*Exercise aim*: Every record below is to be retyped exactly.
:::::
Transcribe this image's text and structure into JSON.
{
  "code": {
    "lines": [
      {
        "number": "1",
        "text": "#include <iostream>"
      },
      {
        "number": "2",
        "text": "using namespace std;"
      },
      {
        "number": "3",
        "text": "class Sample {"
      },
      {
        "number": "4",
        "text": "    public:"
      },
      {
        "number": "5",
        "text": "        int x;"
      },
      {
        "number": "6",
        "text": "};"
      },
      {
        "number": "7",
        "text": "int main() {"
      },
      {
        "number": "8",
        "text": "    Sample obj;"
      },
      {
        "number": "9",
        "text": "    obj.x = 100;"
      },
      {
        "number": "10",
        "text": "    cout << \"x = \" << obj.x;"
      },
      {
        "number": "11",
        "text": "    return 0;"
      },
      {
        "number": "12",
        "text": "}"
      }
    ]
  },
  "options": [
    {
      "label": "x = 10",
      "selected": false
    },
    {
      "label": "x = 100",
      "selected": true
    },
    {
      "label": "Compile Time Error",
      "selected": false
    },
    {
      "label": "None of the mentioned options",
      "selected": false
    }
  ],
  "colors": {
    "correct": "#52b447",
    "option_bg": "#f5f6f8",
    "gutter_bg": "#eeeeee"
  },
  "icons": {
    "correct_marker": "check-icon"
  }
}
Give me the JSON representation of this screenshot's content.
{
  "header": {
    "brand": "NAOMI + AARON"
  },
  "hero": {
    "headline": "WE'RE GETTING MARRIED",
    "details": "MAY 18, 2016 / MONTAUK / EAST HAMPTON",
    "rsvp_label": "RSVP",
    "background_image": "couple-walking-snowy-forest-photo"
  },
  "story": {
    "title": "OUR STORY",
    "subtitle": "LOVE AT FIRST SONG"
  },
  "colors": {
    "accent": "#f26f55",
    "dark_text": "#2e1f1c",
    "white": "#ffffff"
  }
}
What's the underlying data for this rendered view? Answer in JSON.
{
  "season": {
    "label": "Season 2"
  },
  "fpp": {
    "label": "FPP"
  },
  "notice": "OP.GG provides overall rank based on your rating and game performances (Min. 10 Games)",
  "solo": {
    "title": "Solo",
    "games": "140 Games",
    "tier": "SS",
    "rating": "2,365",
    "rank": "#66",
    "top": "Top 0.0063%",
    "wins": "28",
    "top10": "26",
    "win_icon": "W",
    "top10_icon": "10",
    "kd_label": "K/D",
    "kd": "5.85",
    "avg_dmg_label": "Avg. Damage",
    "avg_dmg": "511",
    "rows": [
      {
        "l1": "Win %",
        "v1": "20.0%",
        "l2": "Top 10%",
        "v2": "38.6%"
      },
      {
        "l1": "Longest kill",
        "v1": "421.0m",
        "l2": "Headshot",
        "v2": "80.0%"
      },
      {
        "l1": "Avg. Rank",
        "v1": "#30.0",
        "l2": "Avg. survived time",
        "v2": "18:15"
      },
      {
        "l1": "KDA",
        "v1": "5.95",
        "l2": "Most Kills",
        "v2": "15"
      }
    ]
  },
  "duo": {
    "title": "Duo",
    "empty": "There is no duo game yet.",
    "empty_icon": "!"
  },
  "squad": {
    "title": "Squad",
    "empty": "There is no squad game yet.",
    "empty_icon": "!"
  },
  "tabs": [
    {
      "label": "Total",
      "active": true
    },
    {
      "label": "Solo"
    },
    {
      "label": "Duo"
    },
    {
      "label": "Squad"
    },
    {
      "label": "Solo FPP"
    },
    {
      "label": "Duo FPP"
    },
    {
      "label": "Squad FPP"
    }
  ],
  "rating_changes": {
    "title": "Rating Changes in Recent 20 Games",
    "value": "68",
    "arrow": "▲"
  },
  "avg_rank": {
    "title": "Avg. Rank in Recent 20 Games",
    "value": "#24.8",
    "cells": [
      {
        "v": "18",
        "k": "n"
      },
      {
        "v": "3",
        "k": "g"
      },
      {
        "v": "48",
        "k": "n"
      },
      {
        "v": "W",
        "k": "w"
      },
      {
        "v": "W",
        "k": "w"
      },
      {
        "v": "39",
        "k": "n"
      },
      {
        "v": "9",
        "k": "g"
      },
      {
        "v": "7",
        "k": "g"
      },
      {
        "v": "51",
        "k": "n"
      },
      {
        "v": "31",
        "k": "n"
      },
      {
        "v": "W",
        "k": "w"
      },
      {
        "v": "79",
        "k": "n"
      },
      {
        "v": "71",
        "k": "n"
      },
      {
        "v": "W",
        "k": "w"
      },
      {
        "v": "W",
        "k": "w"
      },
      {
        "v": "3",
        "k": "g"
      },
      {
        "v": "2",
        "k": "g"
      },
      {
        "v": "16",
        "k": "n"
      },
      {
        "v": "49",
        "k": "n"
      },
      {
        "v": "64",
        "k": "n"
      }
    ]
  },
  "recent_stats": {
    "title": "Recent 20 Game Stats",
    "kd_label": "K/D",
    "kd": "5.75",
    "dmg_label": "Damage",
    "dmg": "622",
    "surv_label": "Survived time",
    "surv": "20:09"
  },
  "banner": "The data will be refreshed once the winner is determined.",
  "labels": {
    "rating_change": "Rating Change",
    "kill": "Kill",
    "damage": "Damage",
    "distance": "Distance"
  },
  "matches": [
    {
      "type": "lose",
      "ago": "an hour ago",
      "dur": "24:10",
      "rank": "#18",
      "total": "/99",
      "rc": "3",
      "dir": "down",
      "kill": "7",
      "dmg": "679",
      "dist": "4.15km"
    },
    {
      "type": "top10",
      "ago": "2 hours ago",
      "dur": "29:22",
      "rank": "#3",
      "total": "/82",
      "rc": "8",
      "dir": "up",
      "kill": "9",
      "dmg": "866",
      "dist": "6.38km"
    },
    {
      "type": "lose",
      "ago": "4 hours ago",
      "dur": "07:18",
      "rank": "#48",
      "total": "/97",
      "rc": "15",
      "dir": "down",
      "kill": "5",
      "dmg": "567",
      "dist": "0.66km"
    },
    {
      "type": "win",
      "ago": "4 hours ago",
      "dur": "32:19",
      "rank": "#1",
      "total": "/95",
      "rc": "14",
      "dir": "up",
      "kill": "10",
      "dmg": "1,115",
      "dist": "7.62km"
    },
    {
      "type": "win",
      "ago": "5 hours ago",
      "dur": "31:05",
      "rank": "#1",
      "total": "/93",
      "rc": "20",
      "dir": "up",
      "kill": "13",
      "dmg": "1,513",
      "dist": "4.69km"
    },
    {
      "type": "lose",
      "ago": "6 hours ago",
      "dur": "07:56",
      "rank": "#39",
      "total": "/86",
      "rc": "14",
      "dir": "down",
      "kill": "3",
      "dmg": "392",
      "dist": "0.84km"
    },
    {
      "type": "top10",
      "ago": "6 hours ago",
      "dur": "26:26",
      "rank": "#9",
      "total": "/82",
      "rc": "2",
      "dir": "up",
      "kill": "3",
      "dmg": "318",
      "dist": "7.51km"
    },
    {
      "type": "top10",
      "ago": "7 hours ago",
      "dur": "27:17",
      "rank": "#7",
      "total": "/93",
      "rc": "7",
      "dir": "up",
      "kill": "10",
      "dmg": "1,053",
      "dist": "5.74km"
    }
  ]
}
:::::
*Final result*:
Transcribe this image's text and structure into JSON.
{
  "code": {
    "lines": [
      {
        "number": "1",
        "text": "#include <iostream>"
      },
      {
        "number": "2",
        "text": "using namespace std;"
      },
      {
        "number": "3",
        "text": "class Sample {"
      },
      {
        "number": "4",
        "text": "    public:"
      },
      {
        "number": "5",
        "text": "        int x;"
      },
      {
        "number": "6",
        "text": "};"
      },
      {
        "number": "7",
        "text": "int main() {"
      },
      {
        "number": "8",
        "text": "    Sample obj;"
      },
      {
        "number": "9",
        "text": "    obj.x = 100;"
      },
      {
        "number": "10",
        "text": "    cout << \"x = \" << obj.x;"
      },
      {
        "number": "11",
        "text": "    return 0;"
      },
      {
        "number": "12",
        "text": "}"
      }
    ]
  },
  "options": [
    {
      "label": "x = 10",
      "selected": false
    },
    {
      "label": "x = 100",
      "selected": true
    },
    {
      "label": "Compile Time Error",
      "selected": false
    },
    {
      "label": "None of the mentioned options",
      "selected": false
    }
  ],
  "colors": {
    "correct": "#52b447",
    "option_bg": "#f5f6f8",
    "gutter_bg": "#eeeeee"
  },
  "icons": {
    "correct_marker": "check-icon"
  }
}
Give me the JSON representation of this screenshot's content.
{
  "header": {
    "brand": "NAOMI + AARON"
  },
  "hero": {
    "headline": "WE'RE GETTING MARRIED",
    "details": "MAY 18, 2016 / MONTAUK / EAST HAMPTON",
    "rsvp_label": "RSVP",
    "background_image": "couple-walking-snowy-forest-photo"
  },
  "story": {
    "title": "OUR STORY",
    "subtitle": "LOVE AT FIRST SONG"
  },
  "colors": {
    "accent": "#f26f55",
    "dark_text": "#2e1f1c",
    "white": "#ffffff"
  }
}
What's the underlying data for this rendered view? Answer in JSON.
{
  "season": {
    "label": "Season 2"
  },
  "fpp": {
    "label": "FPP"
  },
  "notice": "OP.GG provides overall rank based on your rating and game performances (Min. 10 Games)",
  "solo": {
    "title": "Solo",
    "games": "140 Games",
    "tier": "SS",
    "rating": "2,365",
    "rank": "#66",
    "top": "Top 0.0063%",
    "wins": "28",
    "top10": "26",
    "win_icon": "W",
    "top10_icon": "10",
    "kd_label": "K/D",
    "kd": "5.85",
    "avg_dmg_label": "Avg. Damage",
    "avg_dmg": "511",
    "rows": [
      {
        "l1": "Win %",
        "v1": "20.0%",
        "l2": "Top 10%",
        "v2": "38.6%"
      },
      {
        "l1": "Longest kill",
        "v1": "421.0m",
        "l2": "Headshot",
        "v2": "80.0%"
      },
      {
        "l1": "Avg. Rank",
        "v1": "#30.0",
        "l2": "Avg. survived time",
        "v2": "18:15"
      },
      {
        "l1": "KDA",
        "v1": "5.95",
        "l2": "Most Kills",
        "v2": "15"
      }
    ]
  },
  "duo": {
    "title": "Duo",
    "empty": "There is no duo game yet.",
    "empty_icon": "!"
  },
  "squad": {
    "title": "Squad",
    "empty": "There is no squad game yet.",
    "empty_icon": "!"
  },
  "tabs": [
    {
      "label": "Total",
      "active": true
    },
    {
      "label": "Solo"
    },
    {
      "label": "Duo"
    },
    {
      "label": "Squad"
    },
    {
      "label": "Solo FPP"
    },
    {
      "label": "Duo FPP"
    },
    {
      "label": "Squad FPP"
    }
  ],
  "rating_changes": {
    "title": "Rating Changes in Recent 20 Games",
    "value": "68",
    "arrow": "▲"
  },
  "avg_rank": {
    "title": "Avg. Rank in Recent 20 Games",
    "value": "#24.8",
    "cells": [
      {
        "v": "18",
        "k": "n"
      },
      {
        "v": "3",
        "k": "g"
      },
      {
        "v": "48",
        "k": "n"
      },
      {
        "v": "W",
        "k": "w"
      },
      {
        "v": "W",
        "k": "w"
      },
      {
        "v": "39",
        "k": "n"
      },
      {
        "v": "9",
        "k": "g"
      },
      {
        "v": "7",
        "k": "g"
      },
      {
        "v": "51",
        "k": "n"
      },
      {
        "v": "31",
        "k": "n"
      },
      {
        "v": "W",
        "k": "w"
      },
      {
        "v": "79",
        "k": "n"
      },
      {
        "v": "71",
        "k": "n"
      },
      {
        "v": "W",
        "k": "w"
      },
      {
        "v": "W",
        "k": "w"
      },
      {
        "v": "3",
        "k": "g"
      },
      {
        "v": "2",
        "k": "g"
      },
      {
        "v": "16",
        "k": "n"
      },
      {
        "v": "49",
        "k": "n"
      },
      {
        "v": "64",
        "k": "n"
      }
    ]
  },
  "recent_stats": {
    "title": "Recent 20 Game Stats",
    "kd_label": "K/D",
    "kd": "5.75",
    "dmg_label": "Damage",
    "dmg": "622",
    "surv_label": "Survived time",
    "surv": "20:09"
  },
  "banner": "The data will be refreshed once the winner is determined.",
  "labels": {
    "rating_change": "Rating Change",
    "kill": "Kill",
    "damage": "Damage",
    "distance": "Distance"
  },
  "matches": [
    {
      "type": "lose",
      "ago": "an hour ago",
      "dur": "24:10",
      "rank": "#18",
      "total": "/99",
      "rc": "3",
      "dir": "down",
      "kill": "7",
      "dmg": "679",
      "dist": "4.15km"
    },
    {
      "type": "top10",
      "ago": "2 hours ago",
      "dur": "29:22",
      "rank": "#3",
      "total": "/82",
      "rc": "8",
      "dir": "up",
      "kill": "9",
      "dmg": "866",
      "dist": "6.38km"
    },
    {
      "type": "lose",
      "ago": "4 hours ago",
      "dur": "07:18",
      "rank": "#48",
      "total": "/97",
      "rc": "15",
      "dir": "down",
      "kill": "5",
      "dmg": "567",
      "dist": "0.66km"
    },
    {
      "type": "win",
      "ago": "4 hours ago",
      "dur": "32:19",
      "rank": "#1",
      "total": "/95",
      "rc": "14",
      "dir": "up",
      "kill": "10",
      "dmg": "1,115",
      "dist": "7.62km"
    },
    {
      "type": "win",
      "ago": "5 hours ago",
      "dur": "31:05",
      "rank": "#1",
      "total": "/93",
      "rc": "20",
      "dir": "up",
      "kill": "13",
      "dmg": "1,513",
      "dist": "4.69km"
    },
    {
      "type": "lose",
      "ago": "6 hours ago",
      "dur": "07:56",
      "rank": "#39",
      "total": "/86",
      "rc": "14",
      "dir": "down",
      "kill": "3",
      "dmg": "392",
      "dist": "0.84km"
    },
    {
      "type": "top10",
      "ago": "6 hours ago",
      "dur": "26:26",
      "rank": "#9",
      "total": "/82",
      "rc": "2",
      "dir": "up",
      "kill": "3",
      "dmg": "318",
      "dist": "7.51km"
    },
    {
      "type": "top10",
      "ago": "7 hours ago",
      "dur": "27:17",
      "rank": "#7",
      "total": "/93",
      "rc": "7",
      "dir": "up",
      "kill": "10",
      "dmg": "1,053",
      "dist": "5.74km"
    }
  ]
}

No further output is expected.